● Your task: Would you write out the entries below, every one of them, exactly?
· · · ·
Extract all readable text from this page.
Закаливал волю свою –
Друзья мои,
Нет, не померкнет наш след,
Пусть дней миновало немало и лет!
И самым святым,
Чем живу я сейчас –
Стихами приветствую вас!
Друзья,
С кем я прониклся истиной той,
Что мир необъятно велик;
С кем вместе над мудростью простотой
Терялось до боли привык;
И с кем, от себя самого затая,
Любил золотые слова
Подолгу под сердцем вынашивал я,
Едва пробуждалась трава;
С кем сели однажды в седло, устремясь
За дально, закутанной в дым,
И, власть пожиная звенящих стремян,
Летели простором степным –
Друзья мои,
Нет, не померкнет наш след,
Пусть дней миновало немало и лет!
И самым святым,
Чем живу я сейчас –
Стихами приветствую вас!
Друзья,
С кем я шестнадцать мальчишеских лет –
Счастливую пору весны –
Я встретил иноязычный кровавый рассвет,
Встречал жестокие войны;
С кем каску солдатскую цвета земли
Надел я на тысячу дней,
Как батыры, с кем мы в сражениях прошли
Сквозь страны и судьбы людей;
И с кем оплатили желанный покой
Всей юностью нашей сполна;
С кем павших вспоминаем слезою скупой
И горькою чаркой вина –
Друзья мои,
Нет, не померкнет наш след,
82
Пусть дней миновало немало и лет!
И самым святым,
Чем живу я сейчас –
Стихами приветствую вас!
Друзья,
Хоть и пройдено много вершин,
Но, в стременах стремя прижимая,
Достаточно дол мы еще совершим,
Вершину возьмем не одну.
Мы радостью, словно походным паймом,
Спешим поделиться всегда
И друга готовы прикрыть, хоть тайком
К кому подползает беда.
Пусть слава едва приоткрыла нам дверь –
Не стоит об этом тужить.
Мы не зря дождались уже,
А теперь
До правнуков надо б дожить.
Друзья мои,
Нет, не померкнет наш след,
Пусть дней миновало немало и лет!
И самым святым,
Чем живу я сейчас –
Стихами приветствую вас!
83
· · · ·
● Finished answer:
Extract all readable text from this page.
Закаливал волю свою –
Друзья мои,
Нет, не померкнет наш след,
Пусть дней миновало немало и лет!
И самым святым,
Чем живу я сейчас –
Стихами приветствую вас!
Друзья,
С кем я прониклся истиной той,
Что мир необъятно велик;
С кем вместе над мудростью простотой
Терялось до боли привык;
И с кем, от себя самого затая,
Любил золотые слова
Подолгу под сердцем вынашивал я,
Едва пробуждалась трава;
С кем сели однажды в седло, устремясь
За дально, закутанной в дым,
И, власть пожиная звенящих стремян,
Летели простором степным –
Друзья мои,
Нет, не померкнет наш след,
Пусть дней миновало немало и лет!
И самым святым,
Чем живу я сейчас –
Стихами приветствую вас!
Друзья,
С кем я шестнадцать мальчишеских лет –
Счастливую пору весны –
Я встретил иноязычный кровавый рассвет,
Встречал жестокие войны;
С кем каску солдатскую цвета земли
Надел я на тысячу дней,
Как батыры, с кем мы в сражениях прошли
Сквозь страны и судьбы людей;
И с кем оплатили желанный покой
Всей юностью нашей сполна;
С кем павших вспоминаем слезою скупой
И горькою чаркой вина –
Друзья мои,
Нет, не померкнет наш след,
82
Пусть дней миновало немало и лет!
И самым святым,
Чем живу я сейчас –
Стихами приветствую вас!
Друзья,
Хоть и пройдено много вершин,
Но, в стременах стремя прижимая,
Достаточно дол мы еще совершим,
Вершину возьмем не одну.
Мы радостью, словно походным паймом,
Спешим поделиться всегда
И друга готовы прикрыть, хоть тайком
К кому подползает беда.
Пусть слава едва приоткрыла нам дверь –
Не стоит об этом тужить.
Мы не зря дождались уже,
А теперь
До правнуков надо б дожить.
Друзья мои,
Нет, не померкнет наш след,
Пусть дней миновало немало и лет!
И самым святым,
Чем живу я сейчас –
Стихами приветствую вас!
83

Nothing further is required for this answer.